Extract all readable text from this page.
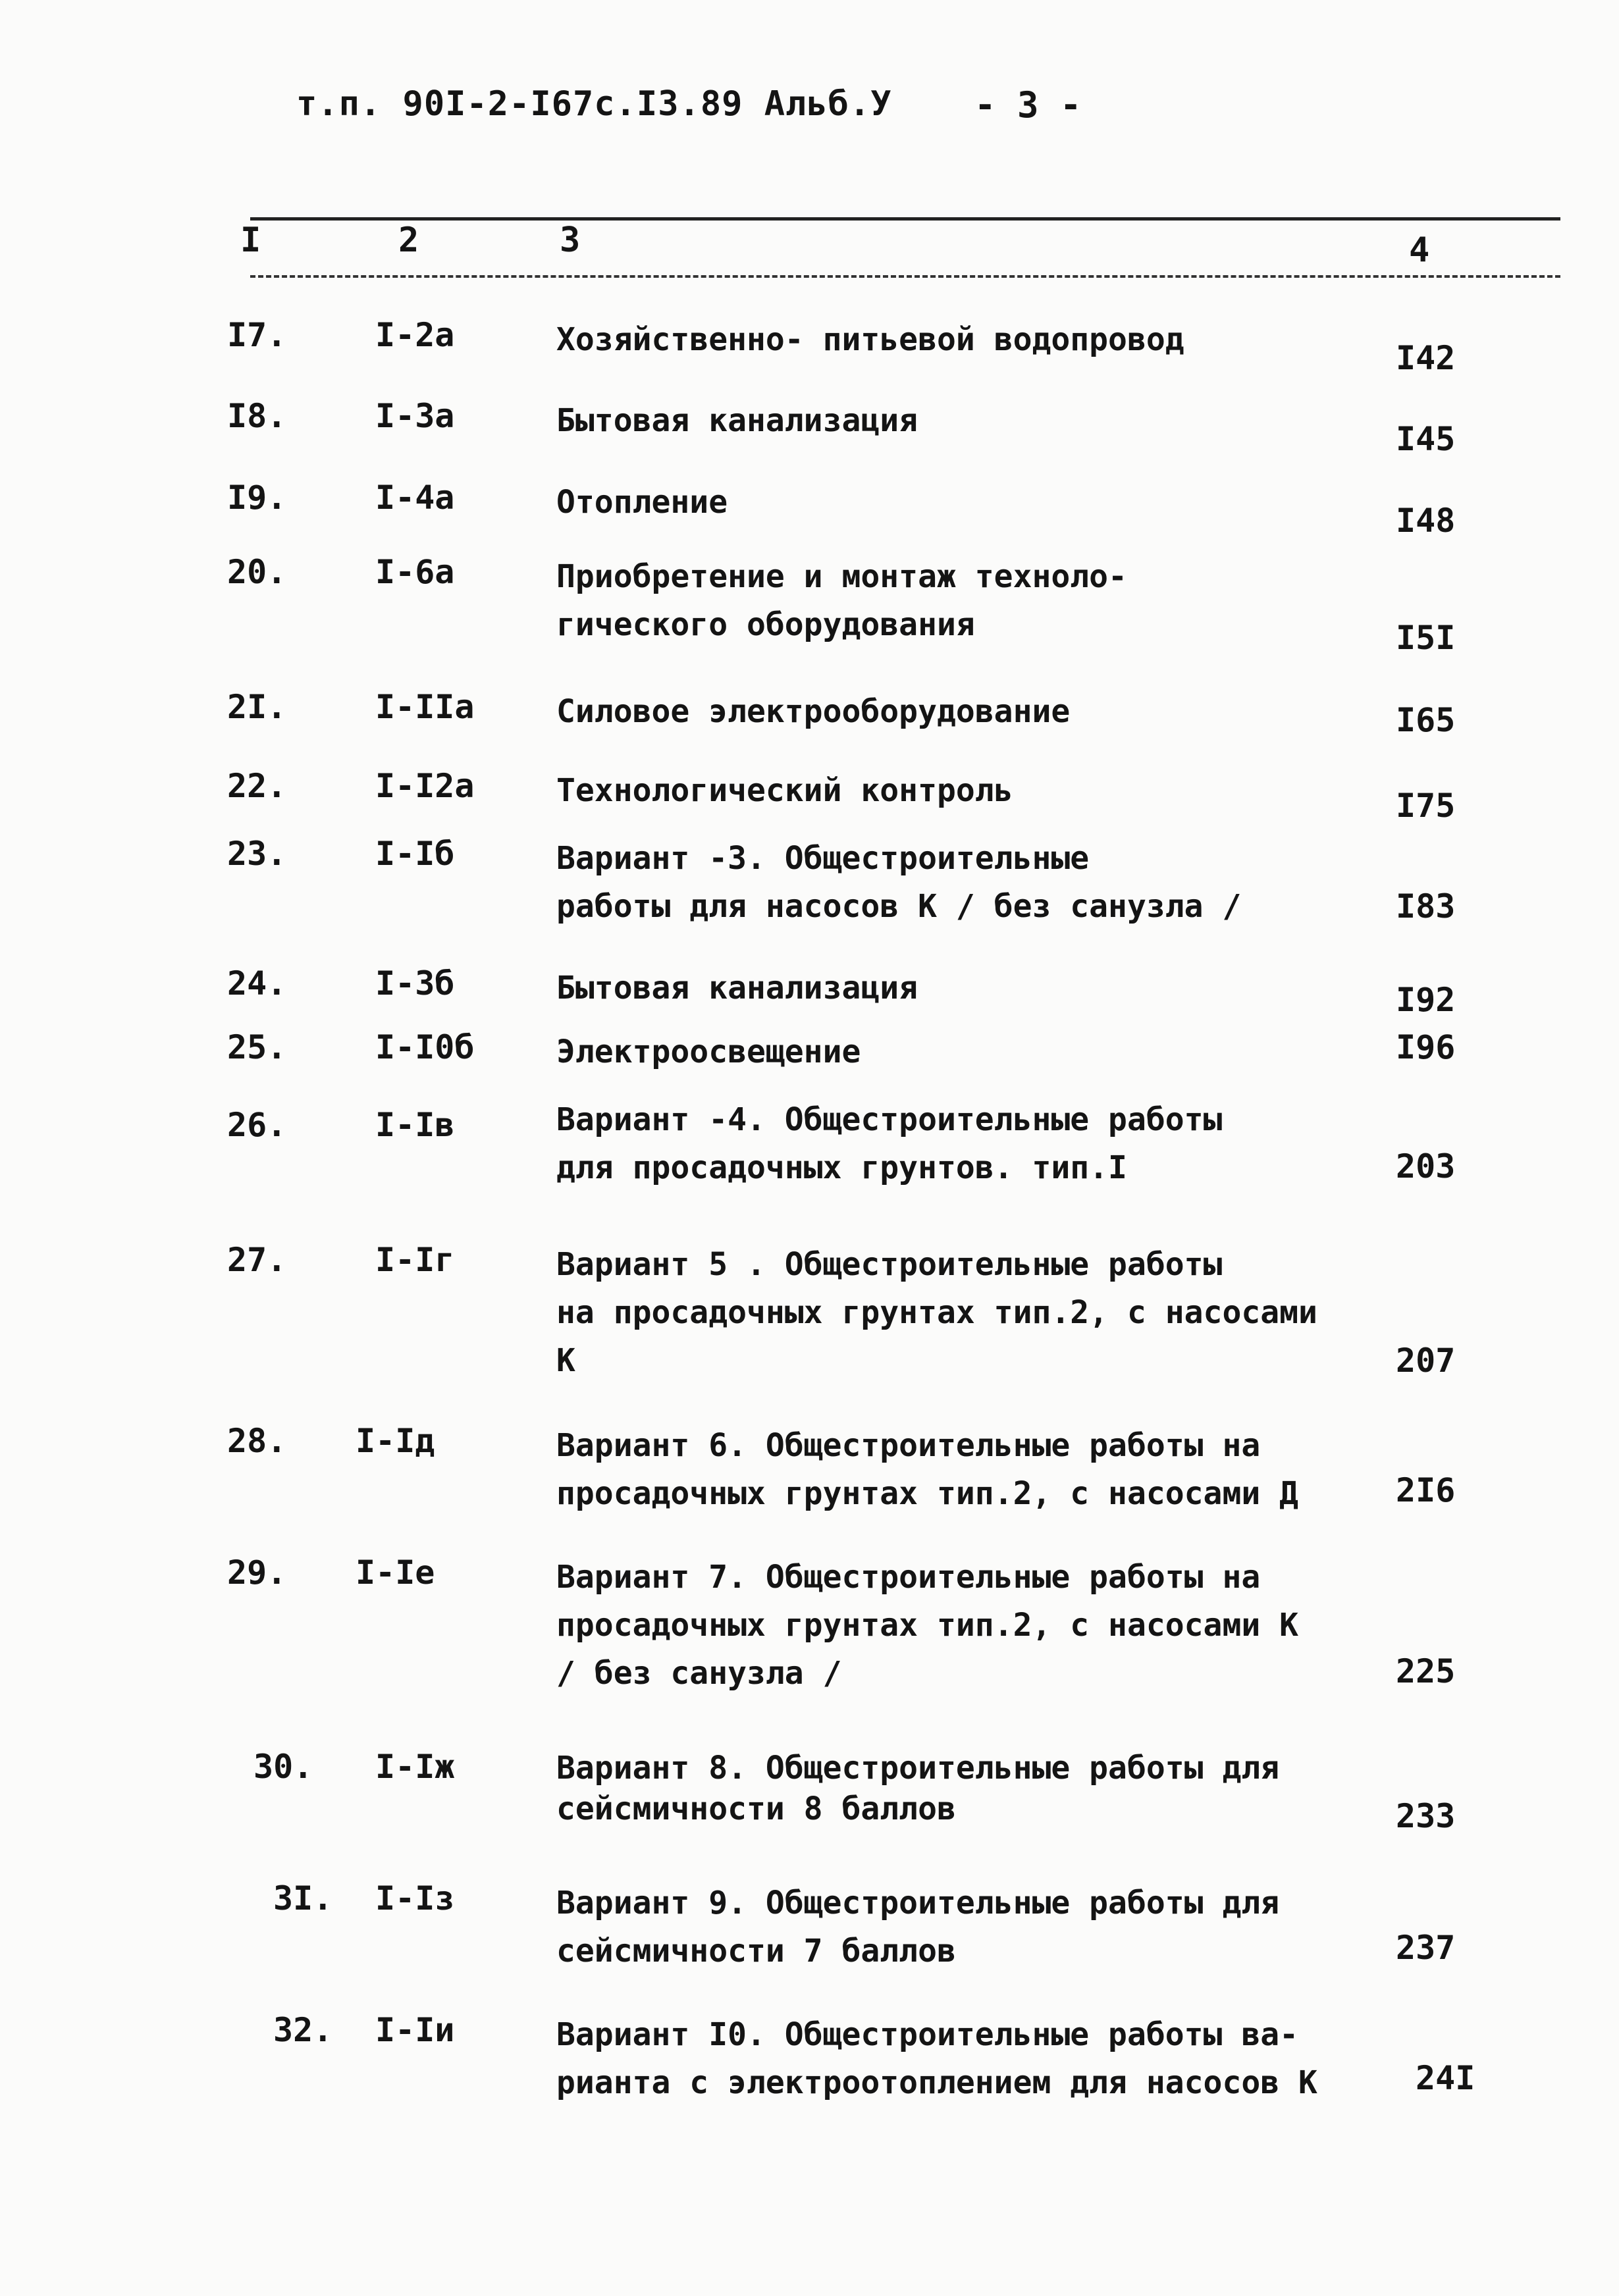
т.п. 90I-2-I67с.I3.89 Альб.У - 3 -
I	2	3	4
I7.	I-2а	Хозяйственно- питьевой водопровод	I42
I8.	I-3а	Бытовая канализация	I45
I9.	I-4а	Отопление	I48
20.	I-6а	Приобретение и монтаж технолo-
гического оборудования	I5I
2I.	I-IIа	Силовое электрооборудование	I65
22.	I-I2а	Технологический контроль	I75
23.	I-Iб	Вариант -3. Общестроительные
работы для насосов К / без санузла /	I83
24.	I-3б	Бытовая канализация	I92
25.	I-I0б	Электроосвещение	I96
26.	I-Iв	Вариант -4. Общестроительные работы
для просадочных грунтов. тип.I	203
27.	I-Iг	Вариант 5 . Общестроительные работы
на просадочных грунтах тип.2, с насосами
К	207
28.	I-Iд	Вариант 6. Общестроительные работы на
просадочных грунтах тип.2, с насосами Д	2I6
29.	I-Iе	Вариант 7. Общестроительные работы на
просадочных грунтах тип.2, с насосами К
/ без санузла /	225
30.	I-Iж	Вариант 8. Общестроительные работы для
сейсмичности 8 баллов	233
3I.	I-Iз	Вариант 9. Общестроительные работы для
сейсмичности 7 баллов	237
32.	I-Iи	Вариант I0. Общестроительные работы ва-
рианта с электроотоплением для насосов К	24I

● **EXERCISE**: Give only the number of lines in the entries above that hold the string "сейсмичности".

● **SOLUTION TO THE EXERCISE**: 2